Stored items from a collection
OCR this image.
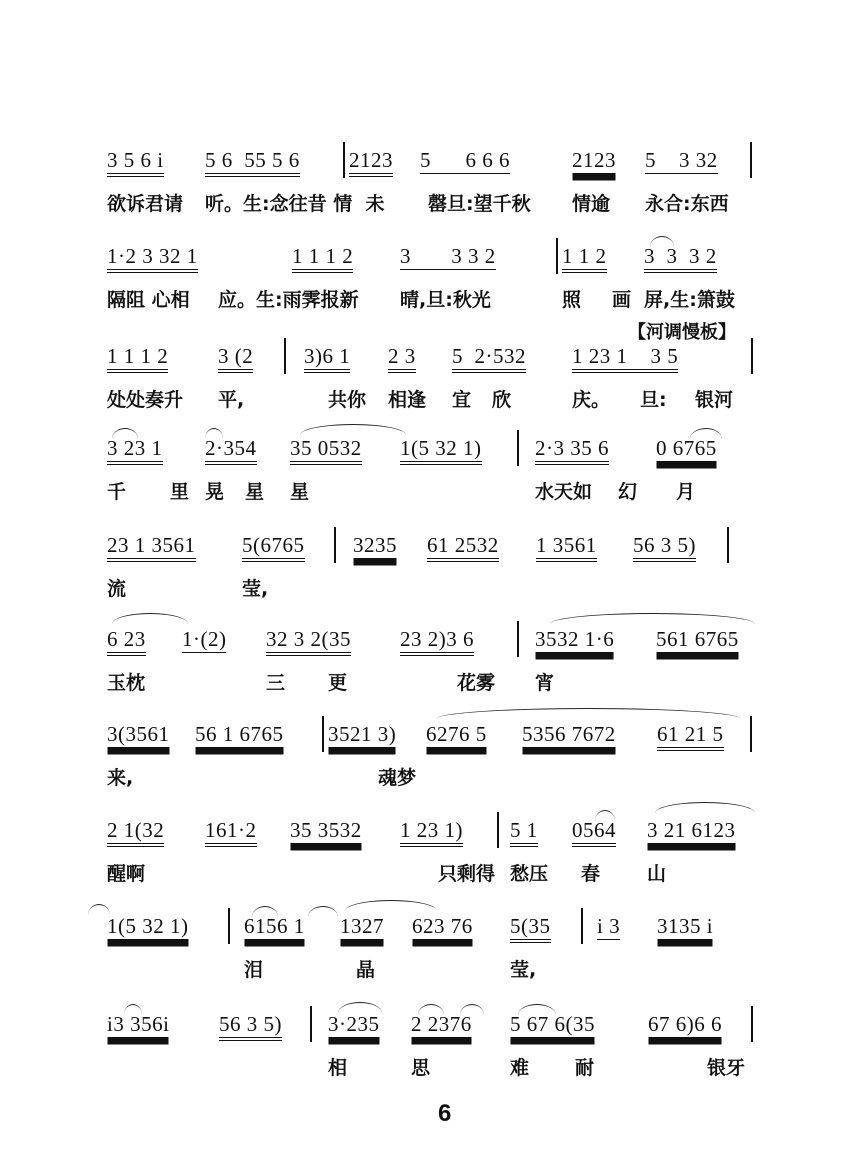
3 5 6 i 5 6  55 5 6 2123 5      6 6 6	2123 5    3 32
欲诉君请 听。生:念往昔 情  未 罄旦:望千秋 情逾 永合:东西
1·2 3 32 1	1 1 1 2 3       3 3 2	1 1 2 3  3  3 2
隔阻 心相 应。生:雨霁报新 晴,旦:秋光	照 画 屏,生:箫鼓
【河调慢板】
1 1 1 2 3 (2 3)6 1 2 3 5  2·532 1 23 1    3 5
处处奏升 平,	共你 相逢 宜 欣	庆。 旦: 银河
3 23 1 2·354 35 0532 1(5 32 1)	2·3 35 6 0 6765
千 里 晃 星 星	水天如 幻 月
23 1 3561 5(6765 3235 61 2532 1 3561 56 3 5)
流	莹,
6 23 1·(2) 32 3 2(35 23 2)3 6	3532 1·6 561 6765
玉枕	三 更	花雾 宵
3(3561 56 1 6765 3521 3) 6276 5 5356 7672 61 21 5
来,	魂梦
2 1(32 161·2 35 3532 1 23 1) 5 1 0564 3 21 6123
醒啊	只剩得 愁压 春 山
1(5 32 1)	6156 1 1327 623 76 5(35 i 3 3135 i
泪	晶	莹,
i3 356i 56 3 5) 3·235 2 2376 5 67 6(35	67 6)6 6
相	思	难 耐	银牙
6
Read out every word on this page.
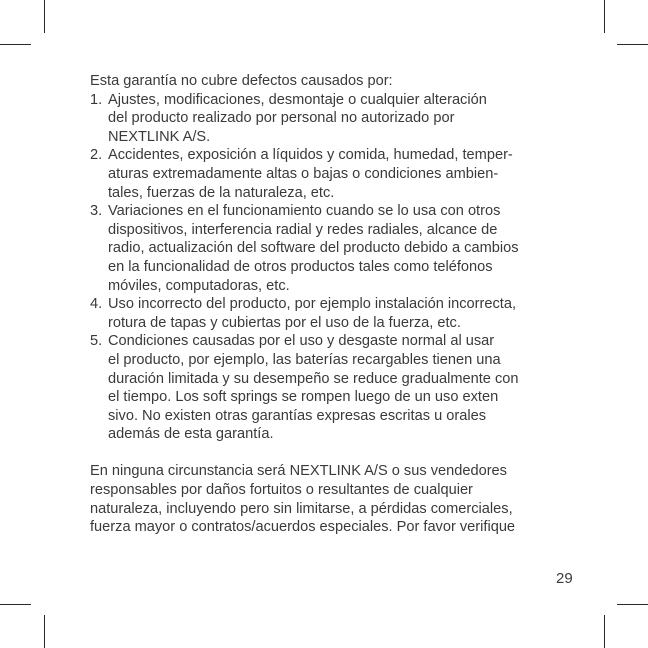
Esta garantía no cubre defectos causados por:

1. Ajustes, modificaciones, desmontaje o cualquier alteración
del producto realizado por personal no autorizado por
NEXTLINK A/S.
2. Accidentes, exposición a líquidos y comida, humedad, temper-
aturas extremadamente altas o bajas o condiciones ambien-
tales, fuerzas de la naturaleza, etc.
3. Variaciones en el funcionamiento cuando se lo usa con otros
dispositivos, interferencia radial y redes radiales, alcance de
radio, actualización del software del producto debido a cambios
en la funcionalidad de otros productos tales como teléfonos
móviles, computadoras, etc.
4. Uso incorrecto del producto, por ejemplo instalación incorrecta,
rotura de tapas y cubiertas por el uso de la fuerza, etc.
5. Condiciones causadas por el uso y desgaste normal al usar
el producto, por ejemplo, las baterías recargables tienen una
duración limitada y su desempeño se reduce gradualmente con
el tiempo. Los soft springs se rompen luego de un uso exten
sivo. No existen otras garantías expresas escritas u orales
además de esta garantía.
En ninguna circunstancia será NEXTLINK A/S o sus vendedores
responsables por daños fortuitos o resultantes de cualquier
naturaleza, incluyendo pero sin limitarse, a pérdidas comerciales,
fuerza mayor o contratos/acuerdos especiales. Por favor verifique
29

— Set problem —
Restate the data above word for word. Do not include the images.

— Answer below —
OCR this image.
3 5 6 i 5 6  55 5 6 2123 5      6 6 6	2123 5    3 32
欲诉君请 听。生:念往昔 情  未 罄旦:望千秋 情逾 永合:东西
1·2 3 32 1	1 1 1 2 3       3 3 2	1 1 2 3  3  3 2
隔阻 心相 应。生:雨霁报新 晴,旦:秋光	照 画 屏,生:箫鼓
【河调慢板】
1 1 1 2 3 (2 3)6 1 2 3 5  2·532 1 23 1    3 5
处处奏升 平,	共你 相逢 宜 欣	庆。 旦: 银河
3 23 1 2·354 35 0532 1(5 32 1)	2·3 35 6 0 6765
千 里 晃 星 星	水天如 幻 月
23 1 3561 5(6765 3235 61 2532 1 3561 56 3 5)
流	莹,
6 23 1·(2) 32 3 2(35 23 2)3 6	3532 1·6 561 6765
玉枕	三 更	花雾 宵
3(3561 56 1 6765 3521 3) 6276 5 5356 7672 61 21 5
来,	魂梦
2 1(32 161·2 35 3532 1 23 1) 5 1 0564 3 21 6123
醒啊	只剩得 愁压 春 山
1(5 32 1)	6156 1 1327 623 76 5(35 i 3 3135 i
泪	晶	莹,
i3 356i 56 3 5) 3·235 2 2376 5 67 6(35	67 6)6 6
相	思	难 耐	银牙
6
Read out every word on this page.
Esta garantía no cubre defectos causados por:

1. Ajustes, modificaciones, desmontaje o cualquier alteración
del producto realizado por personal no autorizado por
NEXTLINK A/S.
2. Accidentes, exposición a líquidos y comida, humedad, temper-
aturas extremadamente altas o bajas o condiciones ambien-
tales, fuerzas de la naturaleza, etc.
3. Variaciones en el funcionamiento cuando se lo usa con otros
dispositivos, interferencia radial y redes radiales, alcance de
radio, actualización del software del producto debido a cambios
en la funcionalidad de otros productos tales como teléfonos
móviles, computadoras, etc.
4. Uso incorrecto del producto, por ejemplo instalación incorrecta,
rotura de tapas y cubiertas por el uso de la fuerza, etc.
5. Condiciones causadas por el uso y desgaste normal al usar
el producto, por ejemplo, las baterías recargables tienen una
duración limitada y su desempeño se reduce gradualmente con
el tiempo. Los soft springs se rompen luego de un uso exten
sivo. No existen otras garantías expresas escritas u orales
además de esta garantía.
En ninguna circunstancia será NEXTLINK A/S o sus vendedores
responsables por daños fortuitos o resultantes de cualquier
naturaleza, incluyendo pero sin limitarse, a pérdidas comerciales,
fuerza mayor o contratos/acuerdos especiales. Por favor verifique
29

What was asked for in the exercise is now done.